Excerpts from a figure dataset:
------

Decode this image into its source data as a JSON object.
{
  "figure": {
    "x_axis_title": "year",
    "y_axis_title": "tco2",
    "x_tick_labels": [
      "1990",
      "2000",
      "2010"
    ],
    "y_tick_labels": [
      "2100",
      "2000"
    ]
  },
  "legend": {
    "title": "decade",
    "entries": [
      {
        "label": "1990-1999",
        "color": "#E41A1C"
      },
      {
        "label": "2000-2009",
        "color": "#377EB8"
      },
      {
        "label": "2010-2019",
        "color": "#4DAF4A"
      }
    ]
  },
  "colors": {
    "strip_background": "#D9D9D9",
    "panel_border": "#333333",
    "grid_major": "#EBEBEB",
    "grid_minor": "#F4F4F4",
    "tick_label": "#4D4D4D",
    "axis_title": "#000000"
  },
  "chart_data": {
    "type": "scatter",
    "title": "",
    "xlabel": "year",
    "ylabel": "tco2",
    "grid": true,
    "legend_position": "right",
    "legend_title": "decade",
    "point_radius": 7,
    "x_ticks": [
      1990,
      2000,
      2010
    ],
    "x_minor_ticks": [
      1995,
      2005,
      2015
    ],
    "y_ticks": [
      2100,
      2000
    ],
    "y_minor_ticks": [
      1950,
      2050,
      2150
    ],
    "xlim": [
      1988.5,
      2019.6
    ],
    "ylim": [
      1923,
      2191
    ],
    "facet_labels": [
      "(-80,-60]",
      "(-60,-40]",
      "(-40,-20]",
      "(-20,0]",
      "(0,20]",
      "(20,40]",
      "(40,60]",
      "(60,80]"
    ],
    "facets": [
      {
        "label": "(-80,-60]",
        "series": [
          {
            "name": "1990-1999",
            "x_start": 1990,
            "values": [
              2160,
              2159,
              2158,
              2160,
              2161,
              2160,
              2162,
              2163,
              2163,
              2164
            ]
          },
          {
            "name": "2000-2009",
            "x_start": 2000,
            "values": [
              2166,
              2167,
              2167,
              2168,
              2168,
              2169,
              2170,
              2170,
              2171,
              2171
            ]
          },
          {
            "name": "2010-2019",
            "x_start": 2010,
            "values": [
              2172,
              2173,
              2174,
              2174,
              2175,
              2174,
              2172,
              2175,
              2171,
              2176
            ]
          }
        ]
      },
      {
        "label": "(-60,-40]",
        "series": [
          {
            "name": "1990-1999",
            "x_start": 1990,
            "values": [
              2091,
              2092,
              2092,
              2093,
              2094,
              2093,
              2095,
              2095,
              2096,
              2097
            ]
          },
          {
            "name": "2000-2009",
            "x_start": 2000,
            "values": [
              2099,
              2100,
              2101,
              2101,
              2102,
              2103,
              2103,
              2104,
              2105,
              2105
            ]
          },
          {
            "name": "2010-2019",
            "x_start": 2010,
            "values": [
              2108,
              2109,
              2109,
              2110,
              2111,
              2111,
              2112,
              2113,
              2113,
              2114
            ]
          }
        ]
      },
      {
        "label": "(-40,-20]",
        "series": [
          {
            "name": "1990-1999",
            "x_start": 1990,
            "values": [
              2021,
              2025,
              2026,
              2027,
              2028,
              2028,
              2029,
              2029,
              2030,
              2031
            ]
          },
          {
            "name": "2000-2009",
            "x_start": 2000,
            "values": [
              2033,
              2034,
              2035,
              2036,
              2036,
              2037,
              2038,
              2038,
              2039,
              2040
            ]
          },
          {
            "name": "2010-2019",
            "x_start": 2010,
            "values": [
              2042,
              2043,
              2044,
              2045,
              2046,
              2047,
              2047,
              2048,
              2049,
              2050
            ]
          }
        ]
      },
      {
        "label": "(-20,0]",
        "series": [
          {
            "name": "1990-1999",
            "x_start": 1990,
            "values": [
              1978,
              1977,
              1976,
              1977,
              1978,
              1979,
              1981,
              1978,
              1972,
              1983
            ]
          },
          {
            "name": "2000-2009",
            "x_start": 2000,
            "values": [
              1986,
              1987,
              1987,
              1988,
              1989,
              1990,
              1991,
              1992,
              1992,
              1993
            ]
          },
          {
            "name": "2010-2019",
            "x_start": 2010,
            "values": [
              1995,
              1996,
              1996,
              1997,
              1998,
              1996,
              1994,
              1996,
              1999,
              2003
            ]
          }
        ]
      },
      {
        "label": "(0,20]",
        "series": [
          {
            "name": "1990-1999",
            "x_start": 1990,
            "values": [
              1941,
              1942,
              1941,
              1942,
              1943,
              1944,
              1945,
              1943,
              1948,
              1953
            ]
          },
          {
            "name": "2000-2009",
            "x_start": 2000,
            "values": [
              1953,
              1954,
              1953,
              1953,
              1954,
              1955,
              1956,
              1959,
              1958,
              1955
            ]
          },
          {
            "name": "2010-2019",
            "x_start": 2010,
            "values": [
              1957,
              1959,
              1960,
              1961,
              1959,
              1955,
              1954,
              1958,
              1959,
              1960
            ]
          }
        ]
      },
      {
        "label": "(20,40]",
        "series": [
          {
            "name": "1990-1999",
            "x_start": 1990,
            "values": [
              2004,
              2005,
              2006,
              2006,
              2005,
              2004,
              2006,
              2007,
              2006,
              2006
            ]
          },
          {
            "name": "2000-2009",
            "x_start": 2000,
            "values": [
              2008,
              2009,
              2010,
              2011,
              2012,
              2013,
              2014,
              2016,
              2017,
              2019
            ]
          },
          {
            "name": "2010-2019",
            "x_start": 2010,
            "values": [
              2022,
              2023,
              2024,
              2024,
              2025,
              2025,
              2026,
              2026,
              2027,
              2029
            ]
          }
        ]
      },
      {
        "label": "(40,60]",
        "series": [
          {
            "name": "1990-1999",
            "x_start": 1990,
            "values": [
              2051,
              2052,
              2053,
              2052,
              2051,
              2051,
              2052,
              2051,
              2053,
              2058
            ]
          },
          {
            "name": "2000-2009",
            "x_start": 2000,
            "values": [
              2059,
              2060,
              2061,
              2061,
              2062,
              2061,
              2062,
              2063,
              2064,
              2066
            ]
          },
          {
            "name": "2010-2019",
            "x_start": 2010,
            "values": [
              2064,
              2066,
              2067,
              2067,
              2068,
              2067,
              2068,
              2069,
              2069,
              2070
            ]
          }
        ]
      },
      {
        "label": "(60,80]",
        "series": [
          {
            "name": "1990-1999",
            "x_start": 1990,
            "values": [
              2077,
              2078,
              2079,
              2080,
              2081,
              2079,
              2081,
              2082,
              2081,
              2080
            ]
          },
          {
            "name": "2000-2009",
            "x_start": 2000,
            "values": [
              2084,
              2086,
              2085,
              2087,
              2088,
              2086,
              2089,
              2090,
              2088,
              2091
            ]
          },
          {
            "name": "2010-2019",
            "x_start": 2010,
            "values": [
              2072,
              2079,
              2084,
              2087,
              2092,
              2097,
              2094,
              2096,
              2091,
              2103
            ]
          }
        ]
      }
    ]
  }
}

------

* _Written task_
Copy all of the data. Keep every word exactly as it is.

* _Full output_
Decode this image into its source data as a JSON object.
{
  "figure": {
    "x_axis_title": "year",
    "y_axis_title": "tco2",
    "x_tick_labels": [
      "1990",
      "2000",
      "2010"
    ],
    "y_tick_labels": [
      "2100",
      "2000"
    ]
  },
  "legend": {
    "title": "decade",
    "entries": [
      {
        "label": "1990-1999",
        "color": "#E41A1C"
      },
      {
        "label": "2000-2009",
        "color": "#377EB8"
      },
      {
        "label": "2010-2019",
        "color": "#4DAF4A"
      }
    ]
  },
  "colors": {
    "strip_background": "#D9D9D9",
    "panel_border": "#333333",
    "grid_major": "#EBEBEB",
    "grid_minor": "#F4F4F4",
    "tick_label": "#4D4D4D",
    "axis_title": "#000000"
  },
  "chart_data": {
    "type": "scatter",
    "title": "",
    "xlabel": "year",
    "ylabel": "tco2",
    "grid": true,
    "legend_position": "right",
    "legend_title": "decade",
    "point_radius": 7,
    "x_ticks": [
      1990,
      2000,
      2010
    ],
    "x_minor_ticks": [
      1995,
      2005,
      2015
    ],
    "y_ticks": [
      2100,
      2000
    ],
    "y_minor_ticks": [
      1950,
      2050,
      2150
    ],
    "xlim": [
      1988.5,
      2019.6
    ],
    "ylim": [
      1923,
      2191
    ],
    "facet_labels": [
      "(-80,-60]",
      "(-60,-40]",
      "(-40,-20]",
      "(-20,0]",
      "(0,20]",
      "(20,40]",
      "(40,60]",
      "(60,80]"
    ],
    "facets": [
      {
        "label": "(-80,-60]",
        "series": [
          {
            "name": "1990-1999",
            "x_start": 1990,
            "values": [
              2160,
              2159,
              2158,
              2160,
              2161,
              2160,
              2162,
              2163,
              2163,
              2164
            ]
          },
          {
            "name": "2000-2009",
            "x_start": 2000,
            "values": [
              2166,
              2167,
              2167,
              2168,
              2168,
              2169,
              2170,
              2170,
              2171,
              2171
            ]
          },
          {
            "name": "2010-2019",
            "x_start": 2010,
            "values": [
              2172,
              2173,
              2174,
              2174,
              2175,
              2174,
              2172,
              2175,
              2171,
              2176
            ]
          }
        ]
      },
      {
        "label": "(-60,-40]",
        "series": [
          {
            "name": "1990-1999",
            "x_start": 1990,
            "values": [
              2091,
              2092,
              2092,
              2093,
              2094,
              2093,
              2095,
              2095,
              2096,
              2097
            ]
          },
          {
            "name": "2000-2009",
            "x_start": 2000,
            "values": [
              2099,
              2100,
              2101,
              2101,
              2102,
              2103,
              2103,
              2104,
              2105,
              2105
            ]
          },
          {
            "name": "2010-2019",
            "x_start": 2010,
            "values": [
              2108,
              2109,
              2109,
              2110,
              2111,
              2111,
              2112,
              2113,
              2113,
              2114
            ]
          }
        ]
      },
      {
        "label": "(-40,-20]",
        "series": [
          {
            "name": "1990-1999",
            "x_start": 1990,
            "values": [
              2021,
              2025,
              2026,
              2027,
              2028,
              2028,
              2029,
              2029,
              2030,
              2031
            ]
          },
          {
            "name": "2000-2009",
            "x_start": 2000,
            "values": [
              2033,
              2034,
              2035,
              2036,
              2036,
              2037,
              2038,
              2038,
              2039,
              2040
            ]
          },
          {
            "name": "2010-2019",
            "x_start": 2010,
            "values": [
              2042,
              2043,
              2044,
              2045,
              2046,
              2047,
              2047,
              2048,
              2049,
              2050
            ]
          }
        ]
      },
      {
        "label": "(-20,0]",
        "series": [
          {
            "name": "1990-1999",
            "x_start": 1990,
            "values": [
              1978,
              1977,
              1976,
              1977,
              1978,
              1979,
              1981,
              1978,
              1972,
              1983
            ]
          },
          {
            "name": "2000-2009",
            "x_start": 2000,
            "values": [
              1986,
              1987,
              1987,
              1988,
              1989,
              1990,
              1991,
              1992,
              1992,
              1993
            ]
          },
          {
            "name": "2010-2019",
            "x_start": 2010,
            "values": [
              1995,
              1996,
              1996,
              1997,
              1998,
              1996,
              1994,
              1996,
              1999,
              2003
            ]
          }
        ]
      },
      {
        "label": "(0,20]",
        "series": [
          {
            "name": "1990-1999",
            "x_start": 1990,
            "values": [
              1941,
              1942,
              1941,
              1942,
              1943,
              1944,
              1945,
              1943,
              1948,
              1953
            ]
          },
          {
            "name": "2000-2009",
            "x_start": 2000,
            "values": [
              1953,
              1954,
              1953,
              1953,
              1954,
              1955,
              1956,
              1959,
              1958,
              1955
            ]
          },
          {
            "name": "2010-2019",
            "x_start": 2010,
            "values": [
              1957,
              1959,
              1960,
              1961,
              1959,
              1955,
              1954,
              1958,
              1959,
              1960
            ]
          }
        ]
      },
      {
        "label": "(20,40]",
        "series": [
          {
            "name": "1990-1999",
            "x_start": 1990,
            "values": [
              2004,
              2005,
              2006,
              2006,
              2005,
              2004,
              2006,
              2007,
              2006,
              2006
            ]
          },
          {
            "name": "2000-2009",
            "x_start": 2000,
            "values": [
              2008,
              2009,
              2010,
              2011,
              2012,
              2013,
              2014,
              2016,
              2017,
              2019
            ]
          },
          {
            "name": "2010-2019",
            "x_start": 2010,
            "values": [
              2022,
              2023,
              2024,
              2024,
              2025,
              2025,
              2026,
              2026,
              2027,
              2029
            ]
          }
        ]
      },
      {
        "label": "(40,60]",
        "series": [
          {
            "name": "1990-1999",
            "x_start": 1990,
            "values": [
              2051,
              2052,
              2053,
              2052,
              2051,
              2051,
              2052,
              2051,
              2053,
              2058
            ]
          },
          {
            "name": "2000-2009",
            "x_start": 2000,
            "values": [
              2059,
              2060,
              2061,
              2061,
              2062,
              2061,
              2062,
              2063,
              2064,
              2066
            ]
          },
          {
            "name": "2010-2019",
            "x_start": 2010,
            "values": [
              2064,
              2066,
              2067,
              2067,
              2068,
              2067,
              2068,
              2069,
              2069,
              2070
            ]
          }
        ]
      },
      {
        "label": "(60,80]",
        "series": [
          {
            "name": "1990-1999",
            "x_start": 1990,
            "values": [
              2077,
              2078,
              2079,
              2080,
              2081,
              2079,
              2081,
              2082,
              2081,
              2080
            ]
          },
          {
            "name": "2000-2009",
            "x_start": 2000,
            "values": [
              2084,
              2086,
              2085,
              2087,
              2088,
              2086,
              2089,
              2090,
              2088,
              2091
            ]
          },
          {
            "name": "2010-2019",
            "x_start": 2010,
            "values": [
              2072,
              2079,
              2084,
              2087,
              2092,
              2097,
              2094,
              2096,
              2091,
              2103
            ]
          }
        ]
      }
    ]
  }
}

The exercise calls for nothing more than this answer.